DIRECTIONS —
Quote the entries word for word. Omit the pictures.

(A block of data)
········

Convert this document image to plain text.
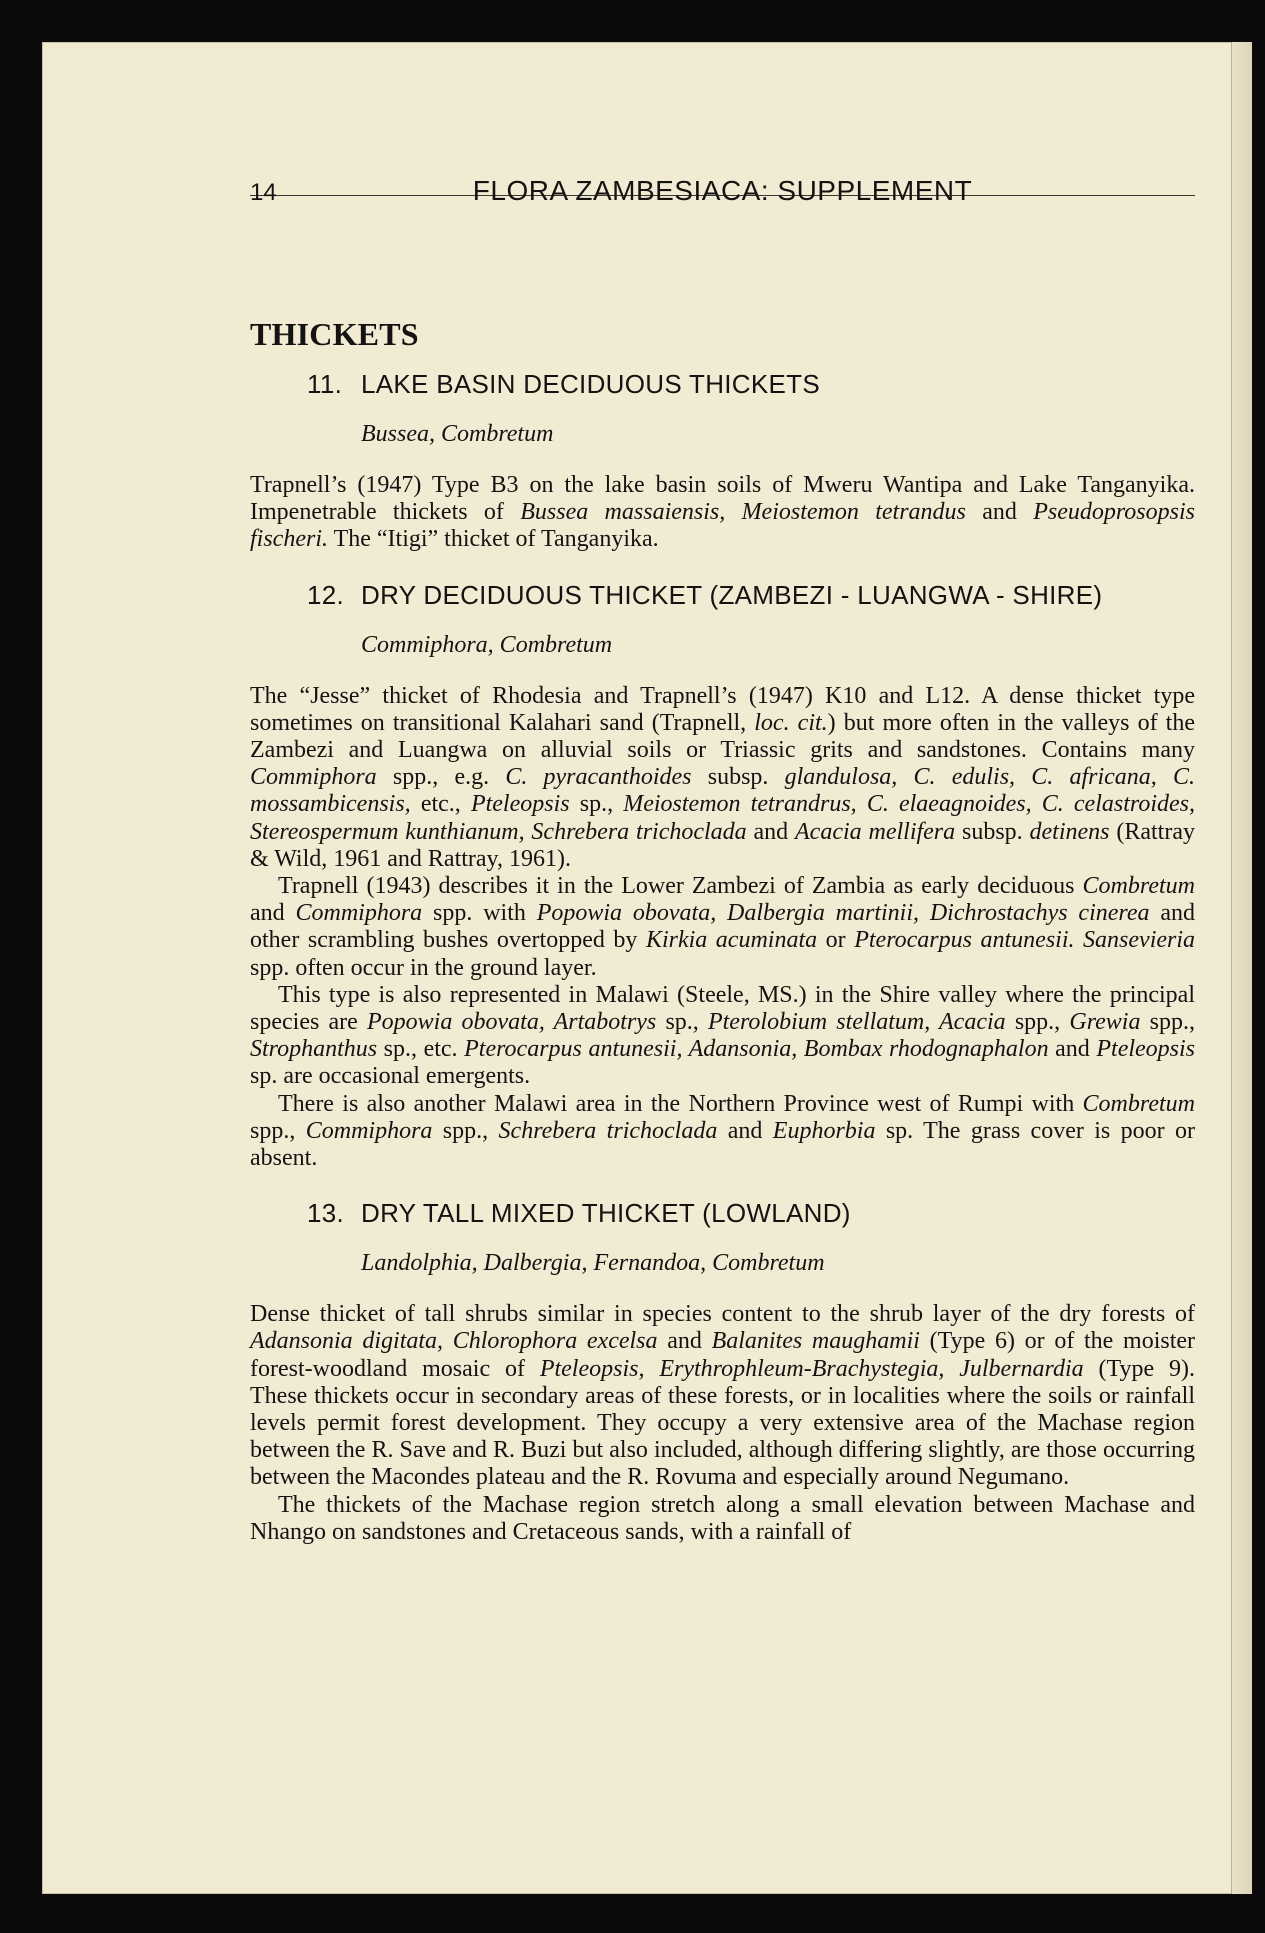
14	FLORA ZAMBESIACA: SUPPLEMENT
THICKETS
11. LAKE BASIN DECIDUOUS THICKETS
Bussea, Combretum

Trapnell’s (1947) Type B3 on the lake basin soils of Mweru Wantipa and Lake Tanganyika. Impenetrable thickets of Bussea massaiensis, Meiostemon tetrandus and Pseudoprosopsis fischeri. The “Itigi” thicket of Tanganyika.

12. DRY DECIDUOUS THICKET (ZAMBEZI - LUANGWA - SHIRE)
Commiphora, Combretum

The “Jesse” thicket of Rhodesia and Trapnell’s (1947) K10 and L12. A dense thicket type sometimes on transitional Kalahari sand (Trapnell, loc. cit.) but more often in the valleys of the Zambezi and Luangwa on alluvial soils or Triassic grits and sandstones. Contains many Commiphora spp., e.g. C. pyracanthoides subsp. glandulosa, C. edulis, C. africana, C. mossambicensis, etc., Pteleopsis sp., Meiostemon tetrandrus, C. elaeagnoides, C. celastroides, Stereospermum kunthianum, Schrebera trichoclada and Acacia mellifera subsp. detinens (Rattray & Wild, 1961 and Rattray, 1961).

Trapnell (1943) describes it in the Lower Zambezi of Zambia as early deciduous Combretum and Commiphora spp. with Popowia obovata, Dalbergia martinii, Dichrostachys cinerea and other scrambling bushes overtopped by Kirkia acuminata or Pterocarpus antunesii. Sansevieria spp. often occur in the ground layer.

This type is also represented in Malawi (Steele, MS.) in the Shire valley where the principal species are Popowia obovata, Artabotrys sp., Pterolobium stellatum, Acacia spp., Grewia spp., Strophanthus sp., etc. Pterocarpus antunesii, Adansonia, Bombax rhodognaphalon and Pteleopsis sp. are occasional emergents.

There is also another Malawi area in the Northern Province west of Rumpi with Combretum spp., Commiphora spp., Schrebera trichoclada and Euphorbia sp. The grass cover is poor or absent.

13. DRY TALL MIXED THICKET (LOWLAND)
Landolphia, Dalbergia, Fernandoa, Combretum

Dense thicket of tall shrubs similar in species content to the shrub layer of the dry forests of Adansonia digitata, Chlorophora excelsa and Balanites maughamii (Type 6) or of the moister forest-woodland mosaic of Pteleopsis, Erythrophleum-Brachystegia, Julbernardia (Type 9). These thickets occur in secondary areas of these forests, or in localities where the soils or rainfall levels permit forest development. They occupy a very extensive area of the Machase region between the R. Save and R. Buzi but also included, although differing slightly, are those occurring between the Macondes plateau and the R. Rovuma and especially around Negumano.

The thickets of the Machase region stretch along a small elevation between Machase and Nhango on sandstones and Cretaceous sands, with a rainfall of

········

THE OUTPUT —
Convert this document image to plain text.
14	FLORA ZAMBESIACA: SUPPLEMENT
THICKETS
11. LAKE BASIN DECIDUOUS THICKETS
Bussea, Combretum

Trapnell’s (1947) Type B3 on the lake basin soils of Mweru Wantipa and Lake Tanganyika. Impenetrable thickets of Bussea massaiensis, Meiostemon tetrandus and Pseudoprosopsis fischeri. The “Itigi” thicket of Tanganyika.

12. DRY DECIDUOUS THICKET (ZAMBEZI - LUANGWA - SHIRE)
Commiphora, Combretum

The “Jesse” thicket of Rhodesia and Trapnell’s (1947) K10 and L12. A dense thicket type sometimes on transitional Kalahari sand (Trapnell, loc. cit.) but more often in the valleys of the Zambezi and Luangwa on alluvial soils or Triassic grits and sandstones. Contains many Commiphora spp., e.g. C. pyracanthoides subsp. glandulosa, C. edulis, C. africana, C. mossambicensis, etc., Pteleopsis sp., Meiostemon tetrandrus, C. elaeagnoides, C. celastroides, Stereospermum kunthianum, Schrebera trichoclada and Acacia mellifera subsp. detinens (Rattray & Wild, 1961 and Rattray, 1961).

Trapnell (1943) describes it in the Lower Zambezi of Zambia as early deciduous Combretum and Commiphora spp. with Popowia obovata, Dalbergia martinii, Dichrostachys cinerea and other scrambling bushes overtopped by Kirkia acuminata or Pterocarpus antunesii. Sansevieria spp. often occur in the ground layer.

This type is also represented in Malawi (Steele, MS.) in the Shire valley where the principal species are Popowia obovata, Artabotrys sp., Pterolobium stellatum, Acacia spp., Grewia spp., Strophanthus sp., etc. Pterocarpus antunesii, Adansonia, Bombax rhodognaphalon and Pteleopsis sp. are occasional emergents.

There is also another Malawi area in the Northern Province west of Rumpi with Combretum spp., Commiphora spp., Schrebera trichoclada and Euphorbia sp. The grass cover is poor or absent.

13. DRY TALL MIXED THICKET (LOWLAND)
Landolphia, Dalbergia, Fernandoa, Combretum

Dense thicket of tall shrubs similar in species content to the shrub layer of the dry forests of Adansonia digitata, Chlorophora excelsa and Balanites maughamii (Type 6) or of the moister forest-woodland mosaic of Pteleopsis, Erythrophleum-Brachystegia, Julbernardia (Type 9). These thickets occur in secondary areas of these forests, or in localities where the soils or rainfall levels permit forest development. They occupy a very extensive area of the Machase region between the R. Save and R. Buzi but also included, although differing slightly, are those occurring between the Macondes plateau and the R. Rovuma and especially around Negumano.

The thickets of the Machase region stretch along a small elevation between Machase and Nhango on sandstones and Cretaceous sands, with a rainfall of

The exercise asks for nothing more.